- [STATED EXERCISE]:
Check each line of the data below for the word "Unión", then extract the ones that have it.

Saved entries
----------

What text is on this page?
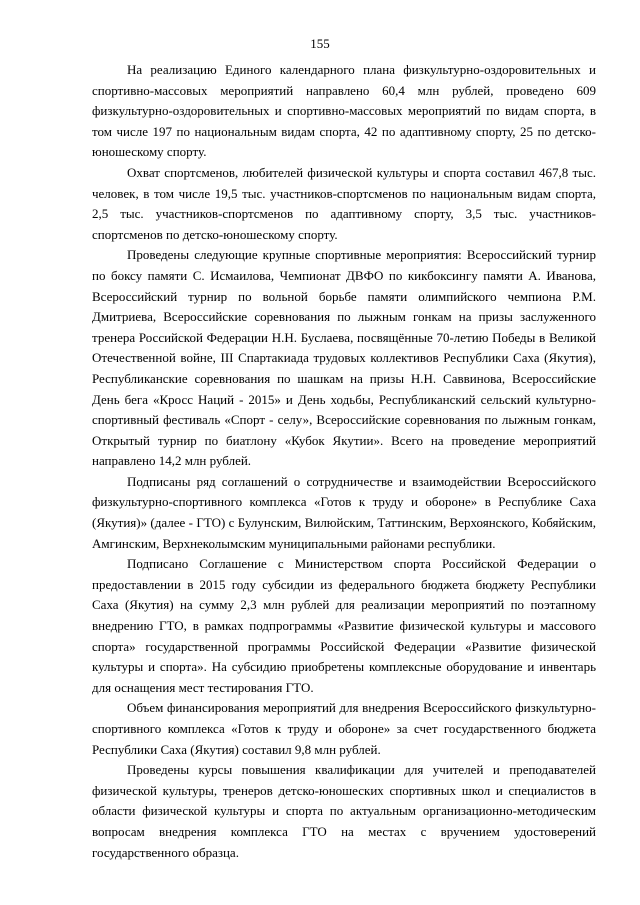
155

На реализацию Единого календарного плана физкультурно-оздоровительных и спортивно-массовых мероприятий направлено 60,4 млн рублей, проведено 609 физкультурно-оздоровительных и спортивно-массовых мероприятий по видам спорта, в том числе 197 по национальным видам спорта, 42 по адаптивному спорту, 25 по детско-юношескому спорту.

Охват спортсменов, любителей физической культуры и спорта составил 467,8 тыс. человек, в том числе 19,5 тыс. участников-спортсменов по национальным видам спорта, 2,5 тыс. участников-спортсменов по адаптивному спорту, 3,5 тыс. участников-спортсменов по детско-юношескому спорту.

Проведены следующие крупные спортивные мероприятия: Всероссийский турнир по боксу памяти С. Исмаилова, Чемпионат ДВФО по кикбоксингу памяти А. Иванова, Всероссийский турнир по вольной борьбе памяти олимпийского чемпиона Р.М. Дмитриева, Всероссийские соревнования по лыжным гонкам на призы заслуженного тренера Российской Федерации Н.Н. Буслаевa, посвящённые 70-летию Победы в Великой Отечественной войне, III Спартакиада трудовых коллективов Республики Саха (Якутия), Республиканские соревнования по шашкам на призы Н.Н. Саввинова, Всероссийские День бега «Кросс Наций - 2015» и День ходьбы, Республиканский сельский культурно-спортивный фестиваль «Спорт - селу», Всероссийские соревнования по лыжным гонкам, Открытый турнир по биатлону «Кубок Якутии». Всего на проведение мероприятий направлено 14,2 млн рублей.

Подписаны ряд соглашений о сотрудничестве и взаимодействии Всероссийского физкультурно-спортивного комплекса «Готов к труду и обороне» в Республике Саха (Якутия)» (далее - ГТО) с Булунским, Вилюйским, Таттинским, Верхоянского, Кобяйским, Амгинским, Верхнеколымским муниципальными районами республики.

Подписано Соглашение с Министерством спорта Российской Федерации о предоставлении в 2015 году субсидии из федерального бюджета бюджету Республики Саха (Якутия) на сумму 2,3 млн рублей для реализации мероприятий по поэтапному внедрению ГТО, в рамках подпрограммы «Развитие физической культуры и массового спорта» государственной программы Российской Федерации «Развитие физической культуры и спорта». На субсидию приобретены комплексные оборудование и инвентарь для оснащения мест тестирования ГТО.

Объем финансирования мероприятий для внедрения Всероссийского физкультурно-спортивного комплекса «Готов к труду и обороне» за счет государственного бюджета Республики Саха (Якутия) составил 9,8 млн рублей.

Проведены курсы повышения квалификации для учителей и преподавателей физической культуры, тренеров детско-юношеских спортивных школ и специалистов в области физической культуры и спорта по актуальным организационно-методическим вопросам внедрения комплекса ГТО на местах с вручением удостоверений государственного образца.
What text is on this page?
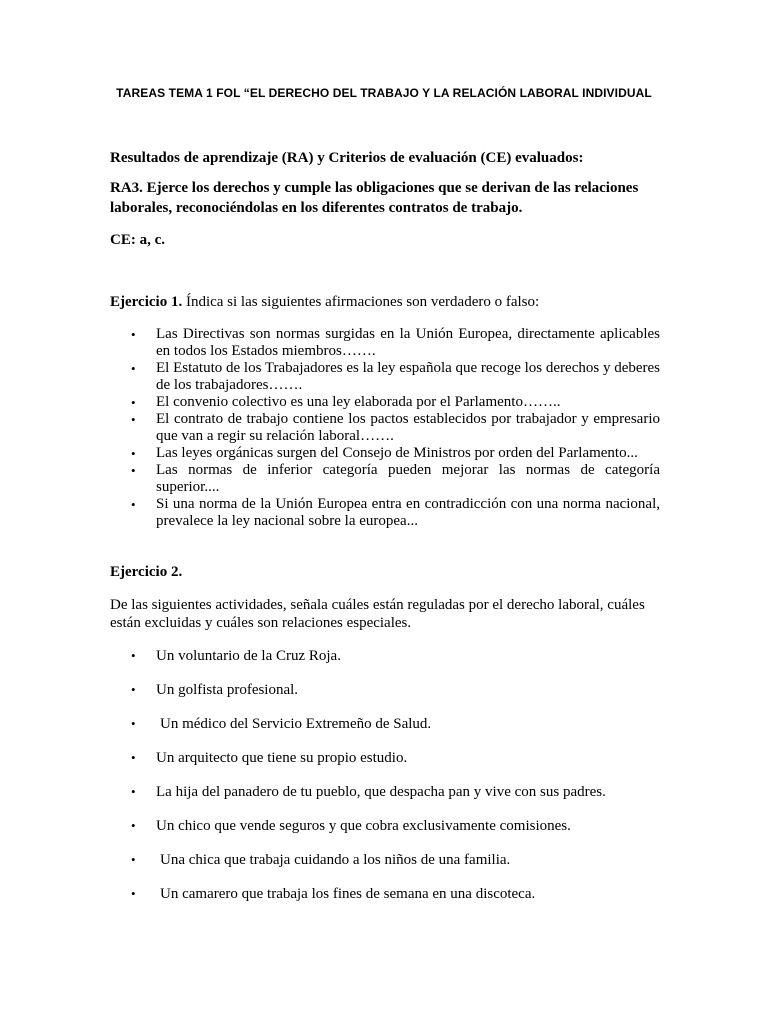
TAREAS TEMA 1 FOL “EL DERECHO DEL TRABAJO Y LA RELACIÓN LABORAL INDIVIDUAL
Resultados de aprendizaje (RA) y Criterios de evaluación (CE) evaluados:
RA3. Ejerce los derechos y cumple las obligaciones que se derivan de las relaciones laborales, reconociéndolas en los diferentes contratos de trabajo.
CE: a, c.
Ejercicio 1. Índica si las siguientes afirmaciones son verdadero o falso:
• Las Directivas son normas surgidas en la Unión Europea, directamente aplicables en todos los Estados miembros…….
• El Estatuto de los Trabajadores es la ley española que recoge los derechos y deberes de los trabajadores…….
• El convenio colectivo es una ley elaborada por el Parlamento……..
• El contrato de trabajo contiene los pactos establecidos por trabajador y empresario que van a regir su relación laboral…….
• Las leyes orgánicas surgen del Consejo de Ministros por orden del Parlamento...
• Las normas de inferior categoría pueden mejorar las normas de categoría superior....
• Si una norma de la Unión Europea entra en contradicción con una norma nacional, prevalece la ley nacional sobre la europea...
Ejercicio 2.
De las siguientes actividades, señala cuáles están reguladas por el derecho laboral, cuáles están excluidas y cuáles son relaciones especiales.
• Un voluntario de la Cruz Roja.
• Un golfista profesional.
• Un médico del Servicio Extremeño de Salud.
• Un arquitecto que tiene su propio estudio.
• La hija del panadero de tu pueblo, que despacha pan y vive con sus padres.
• Un chico que vende seguros y que cobra exclusivamente comisiones.
• Una chica que trabaja cuidando a los niños de una familia.
• Un camarero que trabaja los fines de semana en una discoteca.
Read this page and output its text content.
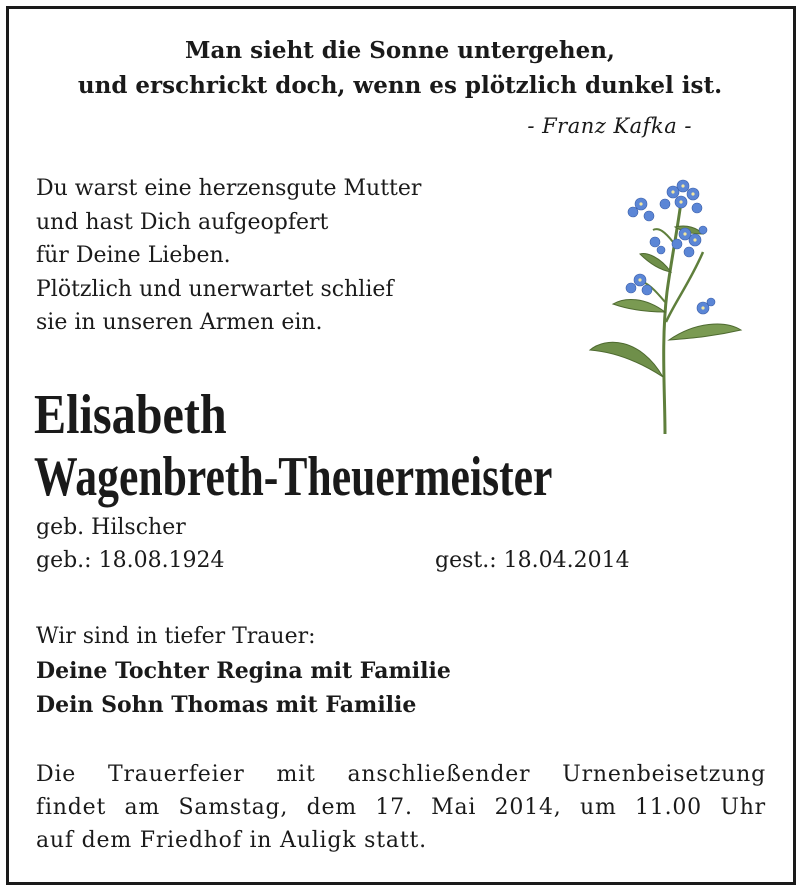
Man sieht die Sonne untergehen,
und erschrickt doch, wenn es plötzlich dunkel ist.
- Franz Kafka -
Du warst eine herzensgute Mutter
und hast Dich aufgeopfert
für Deine Lieben.
Plötzlich und unerwartet schlief
sie in unseren Armen ein.
Elisabeth
Wagenbreth-Theuermeister
geb. Hilscher
geb.: 18.08.1924	gest.: 18.04.2014
Wir sind in tiefer Trauer:
Deine Tochter Regina mit Familie
Dein Sohn Thomas mit Familie
Die Trauerfeier mit anschließender Urnenbeisetzung
findet am Samstag, dem 17. Mai 2014, um 11.00 Uhr
auf dem Friedhof in Auligk statt.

----------

- [TASK ANSWER]:
• Las Directivas son normas surgidas en la Unión Europea, directamente aplicables en todos los Estados miembros…….
• Si una norma de la Unión Europea entra en contradicción con una norma nacional, prevalece la ley nacional sobre la europea...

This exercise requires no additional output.